** TASK BRIEF **
In the records below, work out how many lines hold the word "JSON". Report the number alone.

(Raw records)
%%
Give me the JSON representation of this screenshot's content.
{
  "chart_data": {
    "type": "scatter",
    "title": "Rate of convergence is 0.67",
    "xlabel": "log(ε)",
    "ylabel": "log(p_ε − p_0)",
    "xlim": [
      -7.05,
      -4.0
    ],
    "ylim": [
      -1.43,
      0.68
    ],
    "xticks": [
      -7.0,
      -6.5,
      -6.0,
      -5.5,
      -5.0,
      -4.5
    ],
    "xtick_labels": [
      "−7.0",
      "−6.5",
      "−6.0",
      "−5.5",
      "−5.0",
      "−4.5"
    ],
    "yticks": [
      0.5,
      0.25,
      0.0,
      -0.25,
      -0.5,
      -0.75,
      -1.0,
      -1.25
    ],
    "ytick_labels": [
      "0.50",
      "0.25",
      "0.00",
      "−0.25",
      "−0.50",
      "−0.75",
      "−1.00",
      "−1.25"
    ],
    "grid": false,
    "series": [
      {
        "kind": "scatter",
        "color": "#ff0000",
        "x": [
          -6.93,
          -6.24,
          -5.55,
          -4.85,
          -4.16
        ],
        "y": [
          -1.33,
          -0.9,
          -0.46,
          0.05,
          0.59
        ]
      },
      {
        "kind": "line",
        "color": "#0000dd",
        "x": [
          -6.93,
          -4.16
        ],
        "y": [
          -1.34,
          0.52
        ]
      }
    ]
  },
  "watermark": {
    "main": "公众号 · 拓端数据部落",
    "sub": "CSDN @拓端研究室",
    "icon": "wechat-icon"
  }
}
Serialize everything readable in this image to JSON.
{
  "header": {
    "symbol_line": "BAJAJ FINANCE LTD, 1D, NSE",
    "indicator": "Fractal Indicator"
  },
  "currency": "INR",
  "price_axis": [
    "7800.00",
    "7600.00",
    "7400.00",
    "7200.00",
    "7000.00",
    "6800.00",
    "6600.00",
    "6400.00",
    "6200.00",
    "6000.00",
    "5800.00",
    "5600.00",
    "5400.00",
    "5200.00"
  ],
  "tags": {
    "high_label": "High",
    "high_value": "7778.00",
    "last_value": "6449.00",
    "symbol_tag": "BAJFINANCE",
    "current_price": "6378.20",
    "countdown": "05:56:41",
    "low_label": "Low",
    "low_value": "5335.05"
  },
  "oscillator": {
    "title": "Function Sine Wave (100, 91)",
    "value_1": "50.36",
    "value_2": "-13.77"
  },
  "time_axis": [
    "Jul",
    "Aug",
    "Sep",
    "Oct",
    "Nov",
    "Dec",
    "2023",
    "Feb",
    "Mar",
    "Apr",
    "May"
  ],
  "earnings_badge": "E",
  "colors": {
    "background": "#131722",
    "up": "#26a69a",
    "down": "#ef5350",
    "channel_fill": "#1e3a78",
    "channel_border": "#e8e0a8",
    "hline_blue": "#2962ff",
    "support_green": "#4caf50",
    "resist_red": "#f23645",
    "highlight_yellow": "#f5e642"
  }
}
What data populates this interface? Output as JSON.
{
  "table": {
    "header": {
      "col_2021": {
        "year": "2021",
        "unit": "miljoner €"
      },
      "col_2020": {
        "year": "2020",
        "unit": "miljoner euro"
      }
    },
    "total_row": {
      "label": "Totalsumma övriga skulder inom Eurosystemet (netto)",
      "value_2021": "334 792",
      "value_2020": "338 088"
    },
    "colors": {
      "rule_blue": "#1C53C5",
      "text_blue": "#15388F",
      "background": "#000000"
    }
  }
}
%%
** CORRECT ANSWER **
3